Without the images, print all the entries below exactly as given.

Extracted records:
** begin **

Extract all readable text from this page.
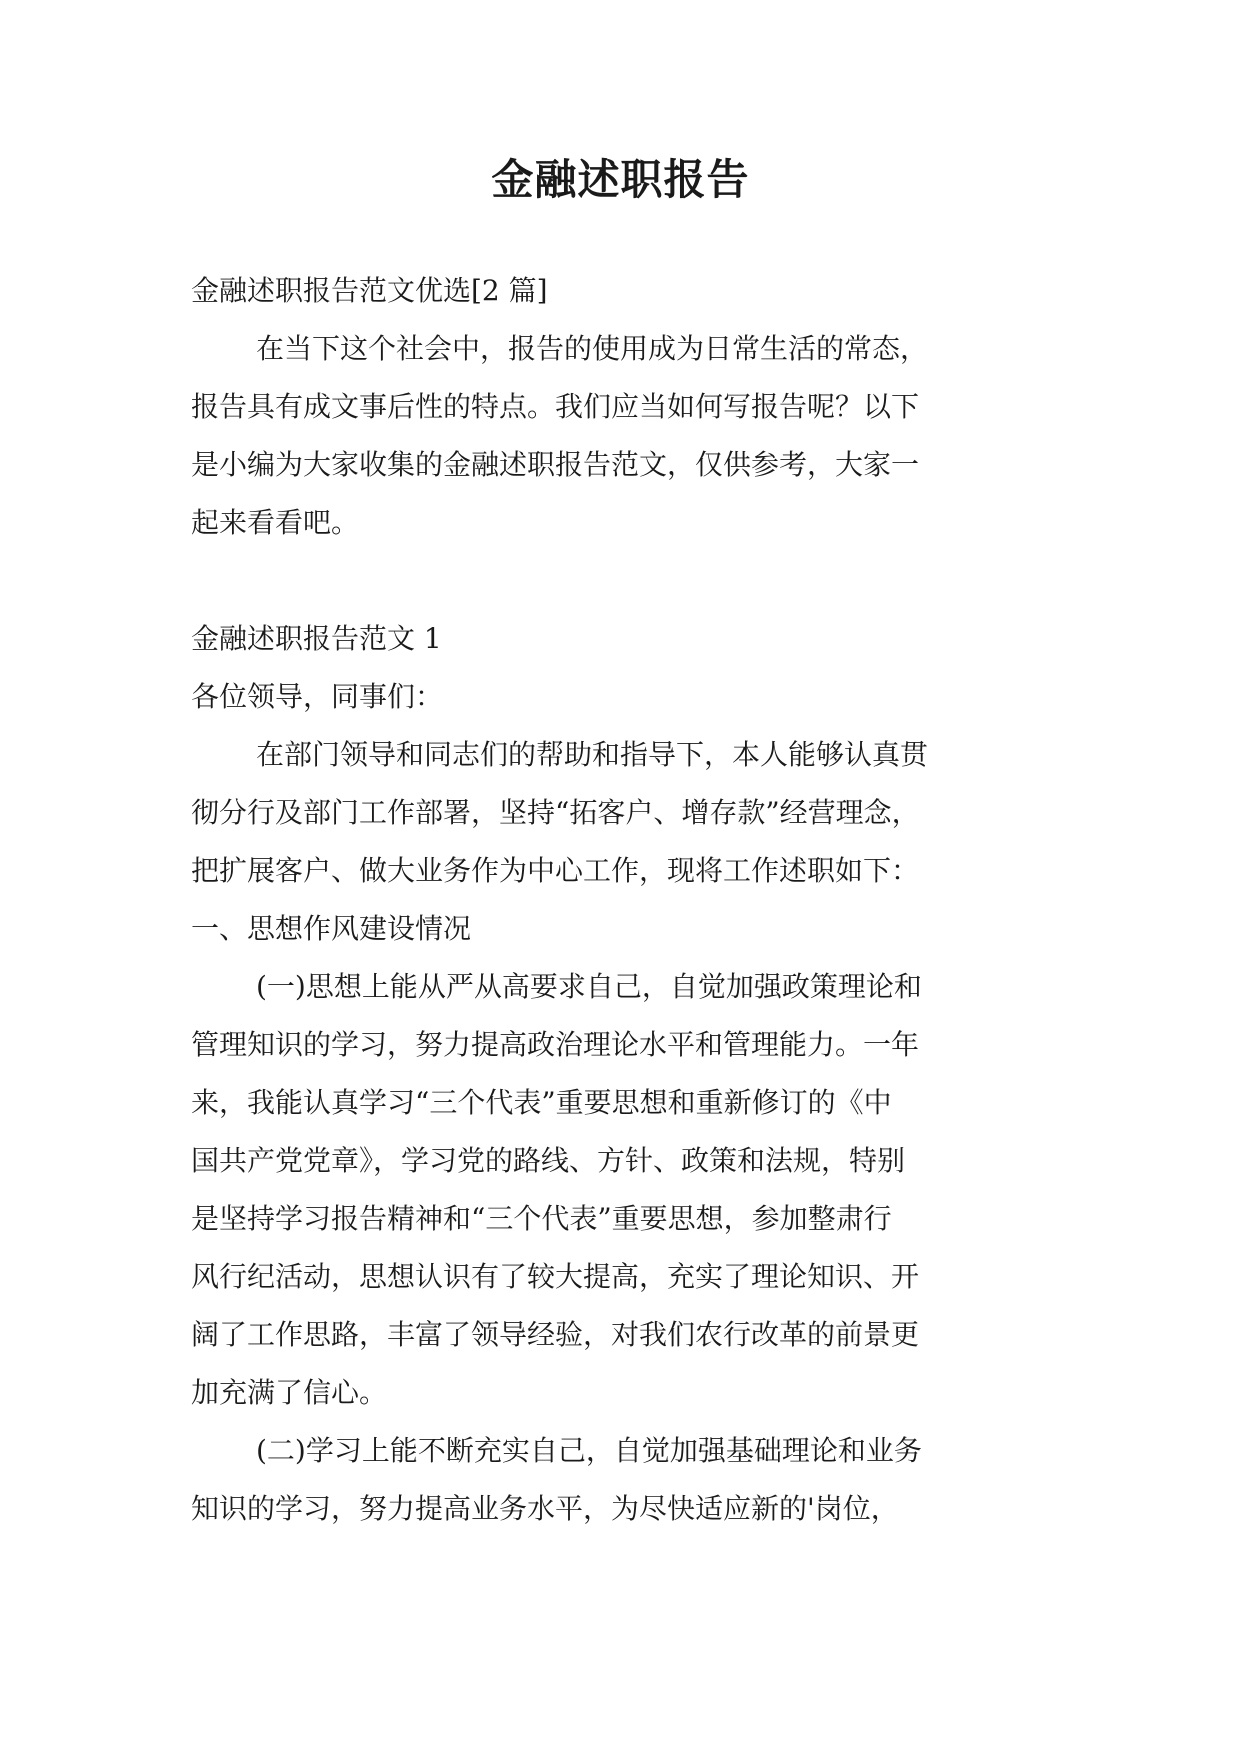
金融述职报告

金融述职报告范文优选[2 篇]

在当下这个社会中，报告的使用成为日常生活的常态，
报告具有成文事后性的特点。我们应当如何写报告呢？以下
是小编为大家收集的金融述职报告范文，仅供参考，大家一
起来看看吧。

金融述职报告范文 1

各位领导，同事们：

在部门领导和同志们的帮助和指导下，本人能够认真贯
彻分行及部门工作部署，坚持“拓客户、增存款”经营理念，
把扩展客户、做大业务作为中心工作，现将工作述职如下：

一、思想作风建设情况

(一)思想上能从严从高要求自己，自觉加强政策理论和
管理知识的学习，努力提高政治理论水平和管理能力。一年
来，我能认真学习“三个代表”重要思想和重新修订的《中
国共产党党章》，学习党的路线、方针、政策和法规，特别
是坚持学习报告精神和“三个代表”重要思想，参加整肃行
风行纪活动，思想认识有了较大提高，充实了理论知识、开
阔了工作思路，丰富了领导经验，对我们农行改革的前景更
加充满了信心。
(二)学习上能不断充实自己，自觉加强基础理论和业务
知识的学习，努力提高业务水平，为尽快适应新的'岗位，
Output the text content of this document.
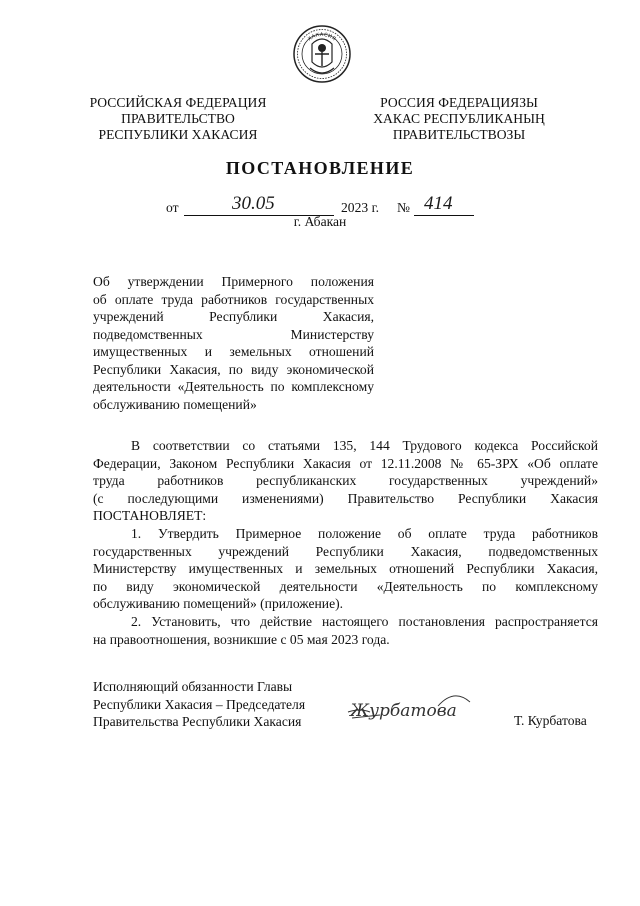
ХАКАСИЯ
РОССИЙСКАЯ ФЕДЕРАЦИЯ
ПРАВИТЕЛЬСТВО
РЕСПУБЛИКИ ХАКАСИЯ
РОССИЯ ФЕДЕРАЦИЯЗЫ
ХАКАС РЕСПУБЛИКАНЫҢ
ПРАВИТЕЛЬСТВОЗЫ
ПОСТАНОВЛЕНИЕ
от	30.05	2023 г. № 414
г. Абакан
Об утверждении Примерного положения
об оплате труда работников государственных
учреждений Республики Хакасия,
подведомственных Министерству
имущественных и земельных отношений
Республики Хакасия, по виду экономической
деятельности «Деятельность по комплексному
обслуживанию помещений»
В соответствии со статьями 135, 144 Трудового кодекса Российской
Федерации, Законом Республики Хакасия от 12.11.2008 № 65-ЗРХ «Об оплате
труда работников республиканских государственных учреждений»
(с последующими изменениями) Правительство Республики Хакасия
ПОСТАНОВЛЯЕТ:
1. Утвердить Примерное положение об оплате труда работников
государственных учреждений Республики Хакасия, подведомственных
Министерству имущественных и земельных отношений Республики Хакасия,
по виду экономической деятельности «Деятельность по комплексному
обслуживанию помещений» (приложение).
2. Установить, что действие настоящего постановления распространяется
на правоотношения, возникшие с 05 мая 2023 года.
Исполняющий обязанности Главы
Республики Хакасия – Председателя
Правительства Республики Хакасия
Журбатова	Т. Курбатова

** end **

SOLUTION FOR THIS PROBLEM:
Extract all readable text from this page.
金融述职报告

金融述职报告范文优选[2 篇]

在当下这个社会中，报告的使用成为日常生活的常态，
报告具有成文事后性的特点。我们应当如何写报告呢？以下
是小编为大家收集的金融述职报告范文，仅供参考，大家一
起来看看吧。

金融述职报告范文 1

各位领导，同事们：

在部门领导和同志们的帮助和指导下，本人能够认真贯
彻分行及部门工作部署，坚持“拓客户、增存款”经营理念，
把扩展客户、做大业务作为中心工作，现将工作述职如下：

一、思想作风建设情况

(一)思想上能从严从高要求自己，自觉加强政策理论和
管理知识的学习，努力提高政治理论水平和管理能力。一年
来，我能认真学习“三个代表”重要思想和重新修订的《中
国共产党党章》，学习党的路线、方针、政策和法规，特别
是坚持学习报告精神和“三个代表”重要思想，参加整肃行
风行纪活动，思想认识有了较大提高，充实了理论知识、开
阔了工作思路，丰富了领导经验，对我们农行改革的前景更
加充满了信心。
(二)学习上能不断充实自己，自觉加强基础理论和业务
知识的学习，努力提高业务水平，为尽快适应新的'岗位，
Output the text content of this document.
ХАКАСИЯ
РОССИЙСКАЯ ФЕДЕРАЦИЯ
ПРАВИТЕЛЬСТВО
РЕСПУБЛИКИ ХАКАСИЯ
РОССИЯ ФЕДЕРАЦИЯЗЫ
ХАКАС РЕСПУБЛИКАНЫҢ
ПРАВИТЕЛЬСТВОЗЫ
ПОСТАНОВЛЕНИЕ
от	30.05	2023 г. № 414
г. Абакан
Об утверждении Примерного положения
об оплате труда работников государственных
учреждений Республики Хакасия,
подведомственных Министерству
имущественных и земельных отношений
Республики Хакасия, по виду экономической
деятельности «Деятельность по комплексному
обслуживанию помещений»
В соответствии со статьями 135, 144 Трудового кодекса Российской
Федерации, Законом Республики Хакасия от 12.11.2008 № 65-ЗРХ «Об оплате
труда работников республиканских государственных учреждений»
(с последующими изменениями) Правительство Республики Хакасия
ПОСТАНОВЛЯЕТ:
1. Утвердить Примерное положение об оплате труда работников
государственных учреждений Республики Хакасия, подведомственных
Министерству имущественных и земельных отношений Республики Хакасия,
по виду экономической деятельности «Деятельность по комплексному
обслуживанию помещений» (приложение).
2. Установить, что действие настоящего постановления распространяется
на правоотношения, возникшие с 05 мая 2023 года.
Исполняющий обязанности Главы
Республики Хакасия – Председателя
Правительства Республики Хакасия
Журбатова	Т. Курбатова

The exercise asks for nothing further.